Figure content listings
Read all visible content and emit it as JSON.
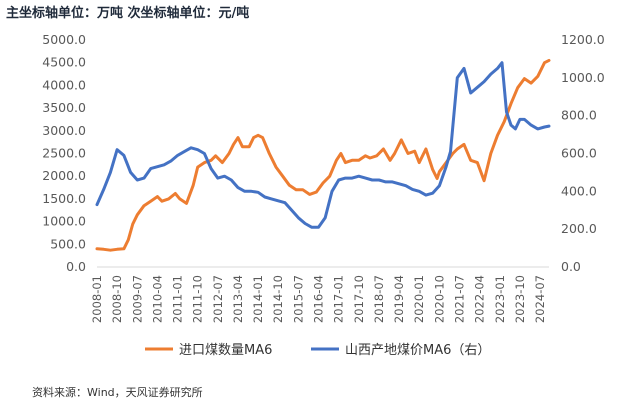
{
  "header": {
    "title": "主坐标轴单位：万吨 次坐标轴单位：元/吨"
  },
  "footer": {
    "source": "资料来源：Wind，天风证券研究所"
  },
  "colors": {
    "primary": "#ED7D31",
    "secondary": "#4472C4",
    "axis": "#D9D9D9",
    "text": "#595959"
  },
  "chart_data": {
    "type": "line",
    "title": "",
    "grid": false,
    "legend_position": "bottom",
    "x_tick_labels": [
      "2008-01",
      "2008-10",
      "2009-07",
      "2010-04",
      "2011-01",
      "2011-10",
      "2012-07",
      "2013-04",
      "2014-01",
      "2014-10",
      "2015-07",
      "2016-04",
      "2017-01",
      "2017-10",
      "2018-07",
      "2019-04",
      "2020-01",
      "2020-10",
      "2021-07",
      "2022-04",
      "2023-01",
      "2023-10",
      "2024-07"
    ],
    "y_left": {
      "min": 0,
      "max": 5000,
      "step": 500,
      "tick_labels": [
        "0.0",
        "500.0",
        "1000.0",
        "1500.0",
        "2000.0",
        "2500.0",
        "3000.0",
        "3500.0",
        "4000.0",
        "4500.0",
        "5000.0"
      ]
    },
    "y_right": {
      "min": 0,
      "max": 1200,
      "step": 200,
      "tick_labels": [
        "0.0",
        "200.0",
        "400.0",
        "600.0",
        "800.0",
        "1000.0",
        "1200.0"
      ]
    },
    "series": [
      {
        "name": "进口煤数量MA6",
        "axis": "left",
        "color": "#ED7D31",
        "points": [
          [
            "2008-01",
            400
          ],
          [
            "2008-04",
            390
          ],
          [
            "2008-07",
            370
          ],
          [
            "2008-10",
            390
          ],
          [
            "2009-01",
            400
          ],
          [
            "2009-03",
            600
          ],
          [
            "2009-05",
            950
          ],
          [
            "2009-07",
            1150
          ],
          [
            "2009-10",
            1350
          ],
          [
            "2010-01",
            1450
          ],
          [
            "2010-04",
            1550
          ],
          [
            "2010-06",
            1450
          ],
          [
            "2010-09",
            1500
          ],
          [
            "2010-12",
            1620
          ],
          [
            "2011-02",
            1500
          ],
          [
            "2011-05",
            1400
          ],
          [
            "2011-08",
            1800
          ],
          [
            "2011-10",
            2200
          ],
          [
            "2012-01",
            2300
          ],
          [
            "2012-04",
            2350
          ],
          [
            "2012-06",
            2450
          ],
          [
            "2012-09",
            2300
          ],
          [
            "2012-12",
            2500
          ],
          [
            "2013-02",
            2700
          ],
          [
            "2013-04",
            2850
          ],
          [
            "2013-06",
            2650
          ],
          [
            "2013-09",
            2650
          ],
          [
            "2013-11",
            2850
          ],
          [
            "2014-01",
            2900
          ],
          [
            "2014-03",
            2850
          ],
          [
            "2014-06",
            2500
          ],
          [
            "2014-09",
            2200
          ],
          [
            "2014-12",
            2000
          ],
          [
            "2015-03",
            1800
          ],
          [
            "2015-06",
            1700
          ],
          [
            "2015-09",
            1700
          ],
          [
            "2015-12",
            1600
          ],
          [
            "2016-03",
            1650
          ],
          [
            "2016-06",
            1850
          ],
          [
            "2016-09",
            2000
          ],
          [
            "2016-12",
            2350
          ],
          [
            "2017-02",
            2500
          ],
          [
            "2017-04",
            2300
          ],
          [
            "2017-07",
            2350
          ],
          [
            "2017-10",
            2350
          ],
          [
            "2018-01",
            2450
          ],
          [
            "2018-03",
            2400
          ],
          [
            "2018-06",
            2450
          ],
          [
            "2018-09",
            2600
          ],
          [
            "2018-12",
            2350
          ],
          [
            "2019-02",
            2500
          ],
          [
            "2019-05",
            2800
          ],
          [
            "2019-08",
            2500
          ],
          [
            "2019-11",
            2550
          ],
          [
            "2020-01",
            2300
          ],
          [
            "2020-04",
            2600
          ],
          [
            "2020-07",
            2150
          ],
          [
            "2020-09",
            1950
          ],
          [
            "2020-10",
            2100
          ],
          [
            "2021-01",
            2300
          ],
          [
            "2021-04",
            2500
          ],
          [
            "2021-06",
            2600
          ],
          [
            "2021-09",
            2700
          ],
          [
            "2021-12",
            2350
          ],
          [
            "2022-03",
            2300
          ],
          [
            "2022-06",
            1900
          ],
          [
            "2022-09",
            2500
          ],
          [
            "2022-12",
            2900
          ],
          [
            "2023-03",
            3200
          ],
          [
            "2023-06",
            3600
          ],
          [
            "2023-09",
            3950
          ],
          [
            "2023-12",
            4150
          ],
          [
            "2024-03",
            4050
          ],
          [
            "2024-06",
            4200
          ],
          [
            "2024-09",
            4500
          ],
          [
            "2024-11",
            4550
          ]
        ]
      },
      {
        "name": "山西产地煤价MA6（右）",
        "axis": "right",
        "color": "#4472C4",
        "points": [
          [
            "2008-01",
            330
          ],
          [
            "2008-04",
            410
          ],
          [
            "2008-07",
            500
          ],
          [
            "2008-10",
            620
          ],
          [
            "2009-01",
            590
          ],
          [
            "2009-04",
            500
          ],
          [
            "2009-07",
            460
          ],
          [
            "2009-10",
            470
          ],
          [
            "2010-01",
            520
          ],
          [
            "2010-04",
            530
          ],
          [
            "2010-07",
            540
          ],
          [
            "2010-10",
            560
          ],
          [
            "2011-01",
            590
          ],
          [
            "2011-04",
            610
          ],
          [
            "2011-07",
            630
          ],
          [
            "2011-10",
            620
          ],
          [
            "2012-01",
            600
          ],
          [
            "2012-04",
            520
          ],
          [
            "2012-07",
            470
          ],
          [
            "2012-10",
            480
          ],
          [
            "2013-01",
            460
          ],
          [
            "2013-04",
            420
          ],
          [
            "2013-07",
            400
          ],
          [
            "2013-10",
            400
          ],
          [
            "2014-01",
            395
          ],
          [
            "2014-04",
            370
          ],
          [
            "2014-07",
            360
          ],
          [
            "2014-10",
            350
          ],
          [
            "2015-01",
            340
          ],
          [
            "2015-04",
            300
          ],
          [
            "2015-07",
            260
          ],
          [
            "2015-10",
            230
          ],
          [
            "2016-01",
            210
          ],
          [
            "2016-04",
            210
          ],
          [
            "2016-07",
            260
          ],
          [
            "2016-10",
            400
          ],
          [
            "2017-01",
            460
          ],
          [
            "2017-04",
            470
          ],
          [
            "2017-07",
            470
          ],
          [
            "2017-10",
            480
          ],
          [
            "2018-01",
            470
          ],
          [
            "2018-04",
            460
          ],
          [
            "2018-07",
            460
          ],
          [
            "2018-10",
            450
          ],
          [
            "2019-01",
            450
          ],
          [
            "2019-04",
            440
          ],
          [
            "2019-07",
            430
          ],
          [
            "2019-10",
            410
          ],
          [
            "2020-01",
            400
          ],
          [
            "2020-04",
            380
          ],
          [
            "2020-07",
            390
          ],
          [
            "2020-10",
            430
          ],
          [
            "2021-01",
            530
          ],
          [
            "2021-03",
            610
          ],
          [
            "2021-06",
            1000
          ],
          [
            "2021-09",
            1050
          ],
          [
            "2021-12",
            920
          ],
          [
            "2022-03",
            950
          ],
          [
            "2022-06",
            980
          ],
          [
            "2022-09",
            1020
          ],
          [
            "2022-12",
            1050
          ],
          [
            "2023-02",
            1080
          ],
          [
            "2023-04",
            820
          ],
          [
            "2023-06",
            750
          ],
          [
            "2023-08",
            730
          ],
          [
            "2023-10",
            780
          ],
          [
            "2023-12",
            780
          ],
          [
            "2024-03",
            750
          ],
          [
            "2024-06",
            730
          ],
          [
            "2024-09",
            740
          ],
          [
            "2024-11",
            745
          ]
        ]
      }
    ]
  }
}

* _Task requirements_:
Quote every line word for word and keep the images out of the copy.

* _Exercise result_:
Read all visible content and emit it as JSON.
{
  "header": {
    "title": "主坐标轴单位：万吨 次坐标轴单位：元/吨"
  },
  "footer": {
    "source": "资料来源：Wind，天风证券研究所"
  },
  "colors": {
    "primary": "#ED7D31",
    "secondary": "#4472C4",
    "axis": "#D9D9D9",
    "text": "#595959"
  },
  "chart_data": {
    "type": "line",
    "title": "",
    "grid": false,
    "legend_position": "bottom",
    "x_tick_labels": [
      "2008-01",
      "2008-10",
      "2009-07",
      "2010-04",
      "2011-01",
      "2011-10",
      "2012-07",
      "2013-04",
      "2014-01",
      "2014-10",
      "2015-07",
      "2016-04",
      "2017-01",
      "2017-10",
      "2018-07",
      "2019-04",
      "2020-01",
      "2020-10",
      "2021-07",
      "2022-04",
      "2023-01",
      "2023-10",
      "2024-07"
    ],
    "y_left": {
      "min": 0,
      "max": 5000,
      "step": 500,
      "tick_labels": [
        "0.0",
        "500.0",
        "1000.0",
        "1500.0",
        "2000.0",
        "2500.0",
        "3000.0",
        "3500.0",
        "4000.0",
        "4500.0",
        "5000.0"
      ]
    },
    "y_right": {
      "min": 0,
      "max": 1200,
      "step": 200,
      "tick_labels": [
        "0.0",
        "200.0",
        "400.0",
        "600.0",
        "800.0",
        "1000.0",
        "1200.0"
      ]
    },
    "series": [
      {
        "name": "进口煤数量MA6",
        "axis": "left",
        "color": "#ED7D31",
        "points": [
          [
            "2008-01",
            400
          ],
          [
            "2008-04",
            390
          ],
          [
            "2008-07",
            370
          ],
          [
            "2008-10",
            390
          ],
          [
            "2009-01",
            400
          ],
          [
            "2009-03",
            600
          ],
          [
            "2009-05",
            950
          ],
          [
            "2009-07",
            1150
          ],
          [
            "2009-10",
            1350
          ],
          [
            "2010-01",
            1450
          ],
          [
            "2010-04",
            1550
          ],
          [
            "2010-06",
            1450
          ],
          [
            "2010-09",
            1500
          ],
          [
            "2010-12",
            1620
          ],
          [
            "2011-02",
            1500
          ],
          [
            "2011-05",
            1400
          ],
          [
            "2011-08",
            1800
          ],
          [
            "2011-10",
            2200
          ],
          [
            "2012-01",
            2300
          ],
          [
            "2012-04",
            2350
          ],
          [
            "2012-06",
            2450
          ],
          [
            "2012-09",
            2300
          ],
          [
            "2012-12",
            2500
          ],
          [
            "2013-02",
            2700
          ],
          [
            "2013-04",
            2850
          ],
          [
            "2013-06",
            2650
          ],
          [
            "2013-09",
            2650
          ],
          [
            "2013-11",
            2850
          ],
          [
            "2014-01",
            2900
          ],
          [
            "2014-03",
            2850
          ],
          [
            "2014-06",
            2500
          ],
          [
            "2014-09",
            2200
          ],
          [
            "2014-12",
            2000
          ],
          [
            "2015-03",
            1800
          ],
          [
            "2015-06",
            1700
          ],
          [
            "2015-09",
            1700
          ],
          [
            "2015-12",
            1600
          ],
          [
            "2016-03",
            1650
          ],
          [
            "2016-06",
            1850
          ],
          [
            "2016-09",
            2000
          ],
          [
            "2016-12",
            2350
          ],
          [
            "2017-02",
            2500
          ],
          [
            "2017-04",
            2300
          ],
          [
            "2017-07",
            2350
          ],
          [
            "2017-10",
            2350
          ],
          [
            "2018-01",
            2450
          ],
          [
            "2018-03",
            2400
          ],
          [
            "2018-06",
            2450
          ],
          [
            "2018-09",
            2600
          ],
          [
            "2018-12",
            2350
          ],
          [
            "2019-02",
            2500
          ],
          [
            "2019-05",
            2800
          ],
          [
            "2019-08",
            2500
          ],
          [
            "2019-11",
            2550
          ],
          [
            "2020-01",
            2300
          ],
          [
            "2020-04",
            2600
          ],
          [
            "2020-07",
            2150
          ],
          [
            "2020-09",
            1950
          ],
          [
            "2020-10",
            2100
          ],
          [
            "2021-01",
            2300
          ],
          [
            "2021-04",
            2500
          ],
          [
            "2021-06",
            2600
          ],
          [
            "2021-09",
            2700
          ],
          [
            "2021-12",
            2350
          ],
          [
            "2022-03",
            2300
          ],
          [
            "2022-06",
            1900
          ],
          [
            "2022-09",
            2500
          ],
          [
            "2022-12",
            2900
          ],
          [
            "2023-03",
            3200
          ],
          [
            "2023-06",
            3600
          ],
          [
            "2023-09",
            3950
          ],
          [
            "2023-12",
            4150
          ],
          [
            "2024-03",
            4050
          ],
          [
            "2024-06",
            4200
          ],
          [
            "2024-09",
            4500
          ],
          [
            "2024-11",
            4550
          ]
        ]
      },
      {
        "name": "山西产地煤价MA6（右）",
        "axis": "right",
        "color": "#4472C4",
        "points": [
          [
            "2008-01",
            330
          ],
          [
            "2008-04",
            410
          ],
          [
            "2008-07",
            500
          ],
          [
            "2008-10",
            620
          ],
          [
            "2009-01",
            590
          ],
          [
            "2009-04",
            500
          ],
          [
            "2009-07",
            460
          ],
          [
            "2009-10",
            470
          ],
          [
            "2010-01",
            520
          ],
          [
            "2010-04",
            530
          ],
          [
            "2010-07",
            540
          ],
          [
            "2010-10",
            560
          ],
          [
            "2011-01",
            590
          ],
          [
            "2011-04",
            610
          ],
          [
            "2011-07",
            630
          ],
          [
            "2011-10",
            620
          ],
          [
            "2012-01",
            600
          ],
          [
            "2012-04",
            520
          ],
          [
            "2012-07",
            470
          ],
          [
            "2012-10",
            480
          ],
          [
            "2013-01",
            460
          ],
          [
            "2013-04",
            420
          ],
          [
            "2013-07",
            400
          ],
          [
            "2013-10",
            400
          ],
          [
            "2014-01",
            395
          ],
          [
            "2014-04",
            370
          ],
          [
            "2014-07",
            360
          ],
          [
            "2014-10",
            350
          ],
          [
            "2015-01",
            340
          ],
          [
            "2015-04",
            300
          ],
          [
            "2015-07",
            260
          ],
          [
            "2015-10",
            230
          ],
          [
            "2016-01",
            210
          ],
          [
            "2016-04",
            210
          ],
          [
            "2016-07",
            260
          ],
          [
            "2016-10",
            400
          ],
          [
            "2017-01",
            460
          ],
          [
            "2017-04",
            470
          ],
          [
            "2017-07",
            470
          ],
          [
            "2017-10",
            480
          ],
          [
            "2018-01",
            470
          ],
          [
            "2018-04",
            460
          ],
          [
            "2018-07",
            460
          ],
          [
            "2018-10",
            450
          ],
          [
            "2019-01",
            450
          ],
          [
            "2019-04",
            440
          ],
          [
            "2019-07",
            430
          ],
          [
            "2019-10",
            410
          ],
          [
            "2020-01",
            400
          ],
          [
            "2020-04",
            380
          ],
          [
            "2020-07",
            390
          ],
          [
            "2020-10",
            430
          ],
          [
            "2021-01",
            530
          ],
          [
            "2021-03",
            610
          ],
          [
            "2021-06",
            1000
          ],
          [
            "2021-09",
            1050
          ],
          [
            "2021-12",
            920
          ],
          [
            "2022-03",
            950
          ],
          [
            "2022-06",
            980
          ],
          [
            "2022-09",
            1020
          ],
          [
            "2022-12",
            1050
          ],
          [
            "2023-02",
            1080
          ],
          [
            "2023-04",
            820
          ],
          [
            "2023-06",
            750
          ],
          [
            "2023-08",
            730
          ],
          [
            "2023-10",
            780
          ],
          [
            "2023-12",
            780
          ],
          [
            "2024-03",
            750
          ],
          [
            "2024-06",
            730
          ],
          [
            "2024-09",
            740
          ],
          [
            "2024-11",
            745
          ]
        ]
      }
    ]
  }
}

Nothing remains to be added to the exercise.